-- Begin GIVEN INFORMATION --

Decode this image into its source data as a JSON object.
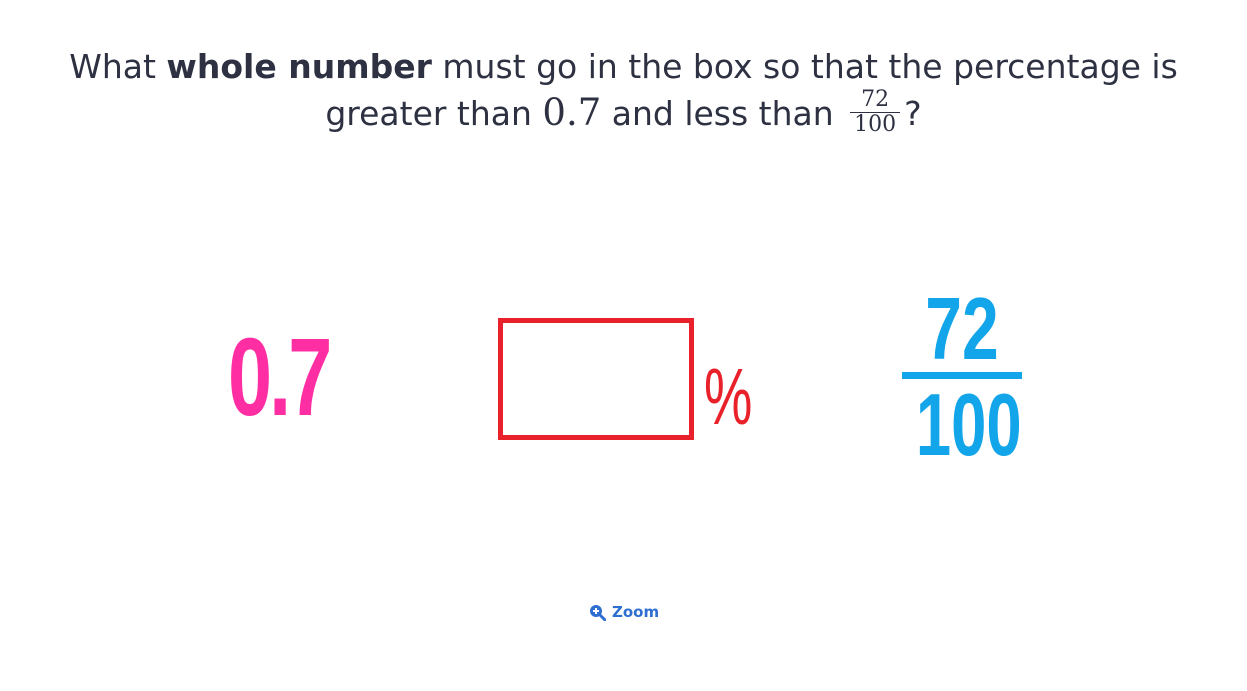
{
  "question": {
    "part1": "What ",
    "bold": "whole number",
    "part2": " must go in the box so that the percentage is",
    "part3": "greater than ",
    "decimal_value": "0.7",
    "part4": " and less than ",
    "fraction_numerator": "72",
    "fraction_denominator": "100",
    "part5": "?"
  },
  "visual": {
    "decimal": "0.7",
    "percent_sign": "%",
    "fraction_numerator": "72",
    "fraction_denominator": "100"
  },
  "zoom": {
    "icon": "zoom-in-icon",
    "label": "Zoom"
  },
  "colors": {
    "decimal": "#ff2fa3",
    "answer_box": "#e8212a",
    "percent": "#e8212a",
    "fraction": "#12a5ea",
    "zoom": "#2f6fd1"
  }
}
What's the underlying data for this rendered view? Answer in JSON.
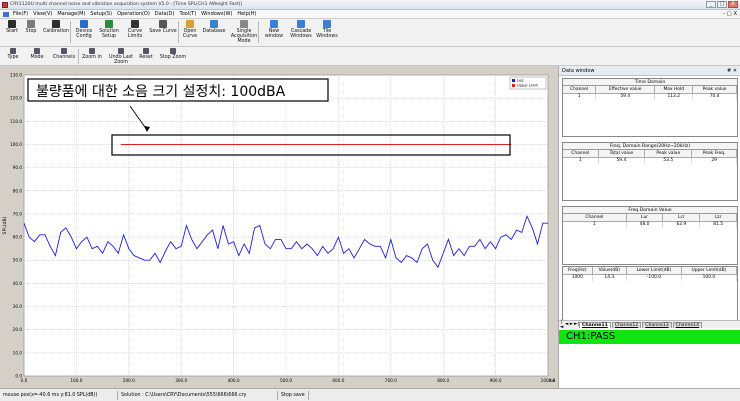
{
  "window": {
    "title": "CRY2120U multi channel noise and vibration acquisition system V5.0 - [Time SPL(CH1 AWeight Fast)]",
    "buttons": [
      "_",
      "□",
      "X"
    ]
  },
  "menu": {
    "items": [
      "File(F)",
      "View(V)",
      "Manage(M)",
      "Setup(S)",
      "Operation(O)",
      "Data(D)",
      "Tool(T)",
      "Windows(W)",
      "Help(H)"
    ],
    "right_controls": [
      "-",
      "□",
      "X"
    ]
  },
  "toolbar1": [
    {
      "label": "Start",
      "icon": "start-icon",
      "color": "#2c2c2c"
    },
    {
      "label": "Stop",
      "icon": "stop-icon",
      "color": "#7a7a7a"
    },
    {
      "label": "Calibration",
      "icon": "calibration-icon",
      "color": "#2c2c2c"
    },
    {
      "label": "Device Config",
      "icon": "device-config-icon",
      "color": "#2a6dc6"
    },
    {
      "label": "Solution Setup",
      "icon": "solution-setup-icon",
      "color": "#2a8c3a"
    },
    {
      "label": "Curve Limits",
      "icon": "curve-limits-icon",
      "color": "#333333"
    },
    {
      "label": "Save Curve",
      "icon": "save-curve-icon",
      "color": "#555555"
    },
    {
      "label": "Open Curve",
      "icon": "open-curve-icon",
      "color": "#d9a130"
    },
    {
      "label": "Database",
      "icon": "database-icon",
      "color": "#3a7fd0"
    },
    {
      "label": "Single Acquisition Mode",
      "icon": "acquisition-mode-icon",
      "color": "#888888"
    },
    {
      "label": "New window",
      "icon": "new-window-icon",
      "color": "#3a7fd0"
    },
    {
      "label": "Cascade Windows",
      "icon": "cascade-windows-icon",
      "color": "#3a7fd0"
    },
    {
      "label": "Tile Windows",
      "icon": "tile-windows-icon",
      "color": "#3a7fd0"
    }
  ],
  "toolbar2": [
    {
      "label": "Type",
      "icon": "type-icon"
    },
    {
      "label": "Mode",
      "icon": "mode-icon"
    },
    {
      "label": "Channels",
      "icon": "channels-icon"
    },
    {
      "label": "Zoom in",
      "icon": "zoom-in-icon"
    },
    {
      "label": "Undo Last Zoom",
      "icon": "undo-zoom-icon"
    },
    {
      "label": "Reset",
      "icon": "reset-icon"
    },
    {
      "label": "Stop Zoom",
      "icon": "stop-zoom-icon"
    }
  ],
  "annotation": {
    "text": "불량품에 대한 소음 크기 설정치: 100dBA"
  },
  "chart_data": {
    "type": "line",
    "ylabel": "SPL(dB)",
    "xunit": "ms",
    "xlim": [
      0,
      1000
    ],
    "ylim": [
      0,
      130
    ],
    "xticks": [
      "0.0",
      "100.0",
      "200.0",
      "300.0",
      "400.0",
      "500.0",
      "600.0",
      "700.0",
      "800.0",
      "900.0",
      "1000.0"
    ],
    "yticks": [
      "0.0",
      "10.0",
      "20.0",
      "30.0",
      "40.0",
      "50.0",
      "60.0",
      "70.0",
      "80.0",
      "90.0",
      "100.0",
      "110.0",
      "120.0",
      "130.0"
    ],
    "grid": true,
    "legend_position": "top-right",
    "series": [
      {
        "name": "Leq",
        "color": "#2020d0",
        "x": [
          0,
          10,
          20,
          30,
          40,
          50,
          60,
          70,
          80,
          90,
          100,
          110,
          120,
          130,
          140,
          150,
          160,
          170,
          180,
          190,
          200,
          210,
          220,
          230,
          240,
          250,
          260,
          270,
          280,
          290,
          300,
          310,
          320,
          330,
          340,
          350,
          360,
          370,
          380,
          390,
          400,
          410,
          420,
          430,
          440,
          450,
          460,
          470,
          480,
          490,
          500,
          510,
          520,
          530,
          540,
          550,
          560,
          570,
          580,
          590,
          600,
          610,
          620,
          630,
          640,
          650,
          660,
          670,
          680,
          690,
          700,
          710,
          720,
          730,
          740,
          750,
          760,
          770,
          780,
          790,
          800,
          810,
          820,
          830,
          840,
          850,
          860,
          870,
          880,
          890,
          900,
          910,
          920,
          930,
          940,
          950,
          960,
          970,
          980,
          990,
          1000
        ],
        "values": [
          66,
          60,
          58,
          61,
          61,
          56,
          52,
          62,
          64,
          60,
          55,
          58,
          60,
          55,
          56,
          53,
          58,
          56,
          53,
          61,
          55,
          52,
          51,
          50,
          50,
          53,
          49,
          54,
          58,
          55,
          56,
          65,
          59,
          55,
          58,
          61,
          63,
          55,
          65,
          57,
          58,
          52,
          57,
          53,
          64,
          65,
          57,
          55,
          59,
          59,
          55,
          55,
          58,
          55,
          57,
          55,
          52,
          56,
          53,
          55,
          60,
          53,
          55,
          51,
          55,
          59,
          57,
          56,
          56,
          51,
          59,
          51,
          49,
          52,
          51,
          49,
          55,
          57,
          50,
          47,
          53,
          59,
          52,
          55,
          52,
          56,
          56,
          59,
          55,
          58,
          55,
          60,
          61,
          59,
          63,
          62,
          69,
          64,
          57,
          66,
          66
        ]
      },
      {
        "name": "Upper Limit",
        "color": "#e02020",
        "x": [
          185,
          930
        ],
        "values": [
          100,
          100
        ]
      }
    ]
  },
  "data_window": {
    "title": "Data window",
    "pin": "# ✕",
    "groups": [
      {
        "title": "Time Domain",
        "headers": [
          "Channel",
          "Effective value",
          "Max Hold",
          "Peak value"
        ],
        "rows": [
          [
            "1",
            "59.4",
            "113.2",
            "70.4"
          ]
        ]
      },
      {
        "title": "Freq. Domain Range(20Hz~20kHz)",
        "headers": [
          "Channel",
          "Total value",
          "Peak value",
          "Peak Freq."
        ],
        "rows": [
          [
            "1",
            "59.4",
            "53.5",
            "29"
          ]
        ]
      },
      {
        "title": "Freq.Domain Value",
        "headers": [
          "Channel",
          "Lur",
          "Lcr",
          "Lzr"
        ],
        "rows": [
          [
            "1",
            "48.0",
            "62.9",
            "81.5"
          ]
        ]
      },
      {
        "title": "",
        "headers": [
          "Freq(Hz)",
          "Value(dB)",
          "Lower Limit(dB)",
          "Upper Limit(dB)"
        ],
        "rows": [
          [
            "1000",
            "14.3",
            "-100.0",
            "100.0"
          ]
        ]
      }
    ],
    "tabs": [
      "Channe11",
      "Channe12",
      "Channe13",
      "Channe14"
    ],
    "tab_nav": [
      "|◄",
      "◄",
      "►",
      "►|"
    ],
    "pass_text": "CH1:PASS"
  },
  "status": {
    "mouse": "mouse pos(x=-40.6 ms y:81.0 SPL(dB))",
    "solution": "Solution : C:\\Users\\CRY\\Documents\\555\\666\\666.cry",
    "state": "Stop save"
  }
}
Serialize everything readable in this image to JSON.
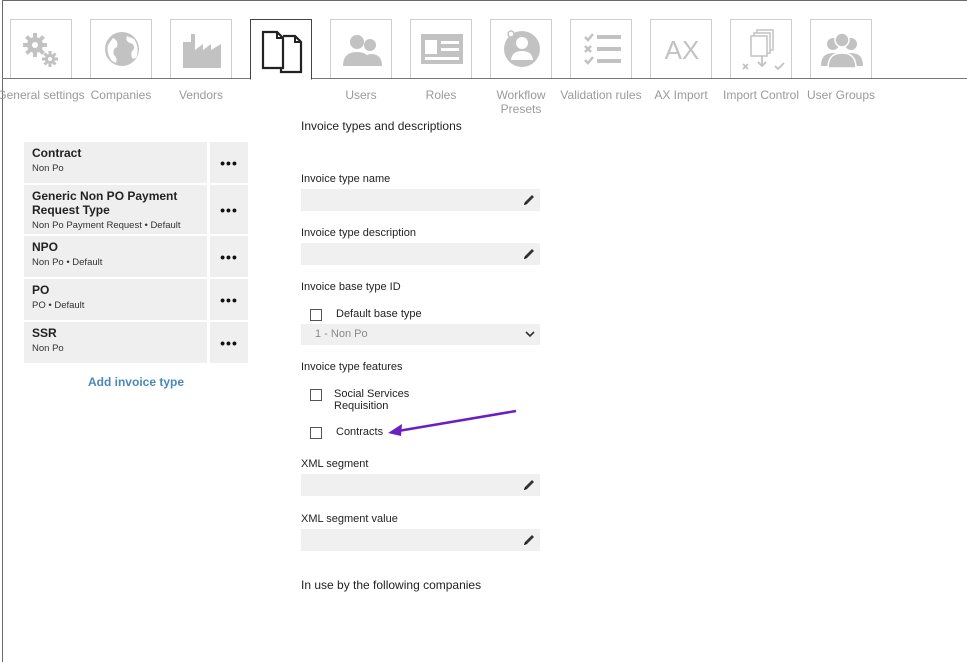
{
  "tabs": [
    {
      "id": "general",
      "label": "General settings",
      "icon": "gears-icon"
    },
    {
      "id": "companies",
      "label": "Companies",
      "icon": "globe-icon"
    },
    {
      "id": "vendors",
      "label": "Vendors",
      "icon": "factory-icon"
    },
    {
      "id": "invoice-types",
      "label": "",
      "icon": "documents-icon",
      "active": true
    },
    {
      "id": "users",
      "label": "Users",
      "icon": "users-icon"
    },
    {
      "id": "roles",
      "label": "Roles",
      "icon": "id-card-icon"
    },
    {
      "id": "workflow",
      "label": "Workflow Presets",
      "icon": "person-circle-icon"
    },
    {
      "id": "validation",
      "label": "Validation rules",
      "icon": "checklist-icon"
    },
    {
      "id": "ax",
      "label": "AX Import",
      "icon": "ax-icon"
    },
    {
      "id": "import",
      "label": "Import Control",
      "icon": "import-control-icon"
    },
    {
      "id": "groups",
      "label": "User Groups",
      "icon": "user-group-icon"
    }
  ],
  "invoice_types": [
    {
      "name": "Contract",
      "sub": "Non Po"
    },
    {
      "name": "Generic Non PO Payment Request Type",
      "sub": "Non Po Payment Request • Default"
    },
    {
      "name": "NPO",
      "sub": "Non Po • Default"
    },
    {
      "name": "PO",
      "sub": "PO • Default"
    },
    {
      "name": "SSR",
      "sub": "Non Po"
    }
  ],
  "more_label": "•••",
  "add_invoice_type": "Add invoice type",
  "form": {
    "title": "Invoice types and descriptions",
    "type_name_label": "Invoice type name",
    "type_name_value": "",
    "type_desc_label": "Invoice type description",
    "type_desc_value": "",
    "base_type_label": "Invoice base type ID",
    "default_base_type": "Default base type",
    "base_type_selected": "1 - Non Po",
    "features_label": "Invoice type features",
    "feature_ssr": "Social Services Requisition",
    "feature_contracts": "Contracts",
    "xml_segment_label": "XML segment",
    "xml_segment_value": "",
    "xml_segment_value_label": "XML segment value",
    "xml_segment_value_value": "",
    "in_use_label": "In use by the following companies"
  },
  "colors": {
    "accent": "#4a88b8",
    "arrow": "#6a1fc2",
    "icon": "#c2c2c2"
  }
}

-- End GIVEN INFORMATION --

TASK DIRECTIONS:
Look through the listing above and count the lines where the string "this" appears. Report the number only.

SOLUTION:
3